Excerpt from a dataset

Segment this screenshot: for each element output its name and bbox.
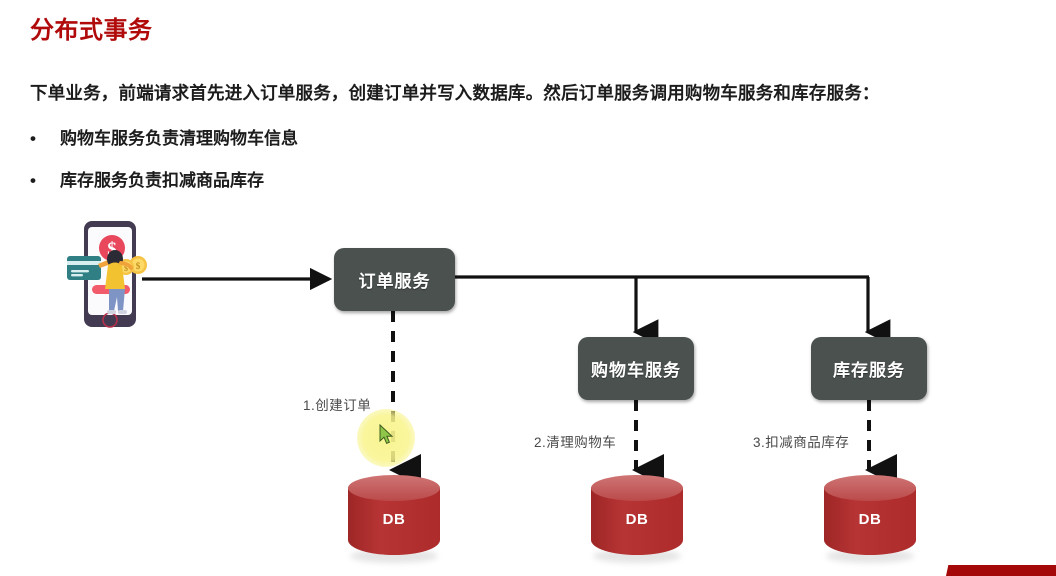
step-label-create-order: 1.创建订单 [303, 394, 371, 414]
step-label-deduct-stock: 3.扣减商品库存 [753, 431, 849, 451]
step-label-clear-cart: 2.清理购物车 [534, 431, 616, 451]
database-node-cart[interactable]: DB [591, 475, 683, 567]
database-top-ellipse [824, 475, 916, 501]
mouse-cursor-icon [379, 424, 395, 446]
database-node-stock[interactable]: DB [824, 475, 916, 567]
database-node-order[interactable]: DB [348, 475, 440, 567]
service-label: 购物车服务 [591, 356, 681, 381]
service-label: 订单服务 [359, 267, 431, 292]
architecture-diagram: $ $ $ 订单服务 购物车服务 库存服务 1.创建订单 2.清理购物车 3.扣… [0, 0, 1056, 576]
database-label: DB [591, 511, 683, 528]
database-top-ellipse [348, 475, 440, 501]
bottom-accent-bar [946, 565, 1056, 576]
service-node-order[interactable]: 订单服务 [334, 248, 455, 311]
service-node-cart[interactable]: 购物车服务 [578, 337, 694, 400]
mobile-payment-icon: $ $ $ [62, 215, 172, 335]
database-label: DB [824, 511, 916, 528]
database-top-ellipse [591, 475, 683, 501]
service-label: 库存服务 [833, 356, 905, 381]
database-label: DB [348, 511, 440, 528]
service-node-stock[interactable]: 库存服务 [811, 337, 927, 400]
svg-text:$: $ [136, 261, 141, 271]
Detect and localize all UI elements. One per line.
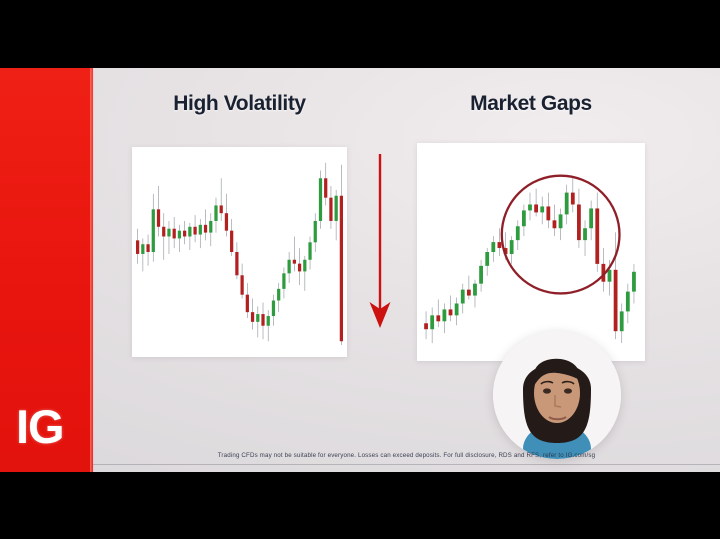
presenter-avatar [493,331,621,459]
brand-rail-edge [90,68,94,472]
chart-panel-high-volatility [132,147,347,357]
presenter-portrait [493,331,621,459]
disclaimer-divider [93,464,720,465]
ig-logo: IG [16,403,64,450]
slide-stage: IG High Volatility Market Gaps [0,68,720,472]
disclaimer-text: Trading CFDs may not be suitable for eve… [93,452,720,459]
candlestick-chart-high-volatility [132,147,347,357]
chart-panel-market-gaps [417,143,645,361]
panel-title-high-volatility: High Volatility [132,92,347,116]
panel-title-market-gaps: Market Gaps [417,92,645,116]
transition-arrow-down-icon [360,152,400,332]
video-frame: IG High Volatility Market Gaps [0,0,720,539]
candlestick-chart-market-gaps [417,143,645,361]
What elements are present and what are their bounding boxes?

(What is expected):
Swap "candlestick-chart" for "price-chart" in the stretch from the line containing "presenter-avatar [493,331,621,459]" through the end of the lines, and leave everything else unchanged. Give back only that stretch.

(Task solution):
presenter-avatar [493,331,621,459]
brand-rail-edge [90,68,94,472]
chart-panel-high-volatility [132,147,347,357]
presenter-portrait [493,331,621,459]
disclaimer-divider [93,464,720,465]
ig-logo: IG [16,403,64,450]
slide-stage: IG High Volatility Market Gaps [0,68,720,472]
disclaimer-text: Trading CFDs may not be suitable for eve… [93,452,720,459]
price-chart-high-volatility [132,147,347,357]
chart-panel-market-gaps [417,143,645,361]
panel-title-high-volatility: High Volatility [132,92,347,116]
panel-title-market-gaps: Market Gaps [417,92,645,116]
transition-arrow-down-icon [360,152,400,332]
video-frame: IG High Volatility Market Gaps [0,0,720,539]
price-chart-market-gaps [417,143,645,361]
What elements are present and what are their bounding boxes?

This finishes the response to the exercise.